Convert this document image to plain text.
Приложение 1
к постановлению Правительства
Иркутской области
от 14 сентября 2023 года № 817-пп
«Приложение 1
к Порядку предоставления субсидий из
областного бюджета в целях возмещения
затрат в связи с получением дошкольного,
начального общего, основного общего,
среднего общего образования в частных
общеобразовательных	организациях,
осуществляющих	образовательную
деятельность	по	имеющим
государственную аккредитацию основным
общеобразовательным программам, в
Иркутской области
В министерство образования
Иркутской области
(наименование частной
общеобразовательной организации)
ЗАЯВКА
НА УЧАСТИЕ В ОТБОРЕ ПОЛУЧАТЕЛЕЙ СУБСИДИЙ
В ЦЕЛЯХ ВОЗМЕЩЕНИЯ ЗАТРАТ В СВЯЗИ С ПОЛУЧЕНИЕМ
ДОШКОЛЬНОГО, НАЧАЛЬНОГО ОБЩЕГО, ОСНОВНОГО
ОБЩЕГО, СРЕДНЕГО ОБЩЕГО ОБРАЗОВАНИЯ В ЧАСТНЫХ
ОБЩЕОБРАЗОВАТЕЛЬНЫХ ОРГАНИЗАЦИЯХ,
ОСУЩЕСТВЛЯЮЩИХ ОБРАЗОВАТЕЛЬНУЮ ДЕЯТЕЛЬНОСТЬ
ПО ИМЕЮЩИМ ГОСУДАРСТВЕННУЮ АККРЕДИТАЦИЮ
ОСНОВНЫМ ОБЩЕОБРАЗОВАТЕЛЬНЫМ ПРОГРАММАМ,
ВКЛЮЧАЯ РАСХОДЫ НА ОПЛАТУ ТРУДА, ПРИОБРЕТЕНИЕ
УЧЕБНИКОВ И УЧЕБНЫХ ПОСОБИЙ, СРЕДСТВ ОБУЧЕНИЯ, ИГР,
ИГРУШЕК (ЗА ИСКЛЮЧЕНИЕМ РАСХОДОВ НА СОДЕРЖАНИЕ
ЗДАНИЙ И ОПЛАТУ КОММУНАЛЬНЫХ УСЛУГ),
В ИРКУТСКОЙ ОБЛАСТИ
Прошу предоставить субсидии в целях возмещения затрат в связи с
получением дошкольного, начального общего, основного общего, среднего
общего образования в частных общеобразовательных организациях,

◆ What this task involves
All of the lines above must be returned exactly.

◆ Exercise solution
Convert this document image to plain text.
Приложение 1
к постановлению Правительства
Иркутской области
от 14 сентября 2023 года № 817-пп
«Приложение 1
к Порядку предоставления субсидий из
областного бюджета в целях возмещения
затрат в связи с получением дошкольного,
начального общего, основного общего,
среднего общего образования в частных
общеобразовательных	организациях,
осуществляющих	образовательную
деятельность	по	имеющим
государственную аккредитацию основным
общеобразовательным программам, в
Иркутской области
В министерство образования
Иркутской области
(наименование частной
общеобразовательной организации)
ЗАЯВКА
НА УЧАСТИЕ В ОТБОРЕ ПОЛУЧАТЕЛЕЙ СУБСИДИЙ
В ЦЕЛЯХ ВОЗМЕЩЕНИЯ ЗАТРАТ В СВЯЗИ С ПОЛУЧЕНИЕМ
ДОШКОЛЬНОГО, НАЧАЛЬНОГО ОБЩЕГО, ОСНОВНОГО
ОБЩЕГО, СРЕДНЕГО ОБЩЕГО ОБРАЗОВАНИЯ В ЧАСТНЫХ
ОБЩЕОБРАЗОВАТЕЛЬНЫХ ОРГАНИЗАЦИЯХ,
ОСУЩЕСТВЛЯЮЩИХ ОБРАЗОВАТЕЛЬНУЮ ДЕЯТЕЛЬНОСТЬ
ПО ИМЕЮЩИМ ГОСУДАРСТВЕННУЮ АККРЕДИТАЦИЮ
ОСНОВНЫМ ОБЩЕОБРАЗОВАТЕЛЬНЫМ ПРОГРАММАМ,
ВКЛЮЧАЯ РАСХОДЫ НА ОПЛАТУ ТРУДА, ПРИОБРЕТЕНИЕ
УЧЕБНИКОВ И УЧЕБНЫХ ПОСОБИЙ, СРЕДСТВ ОБУЧЕНИЯ, ИГР,
ИГРУШЕК (ЗА ИСКЛЮЧЕНИЕМ РАСХОДОВ НА СОДЕРЖАНИЕ
ЗДАНИЙ И ОПЛАТУ КОММУНАЛЬНЫХ УСЛУГ),
В ИРКУТСКОЙ ОБЛАСТИ
Прошу предоставить субсидии в целях возмещения затрат в связи с
получением дошкольного, начального общего, основного общего, среднего
общего образования в частных общеобразовательных организациях,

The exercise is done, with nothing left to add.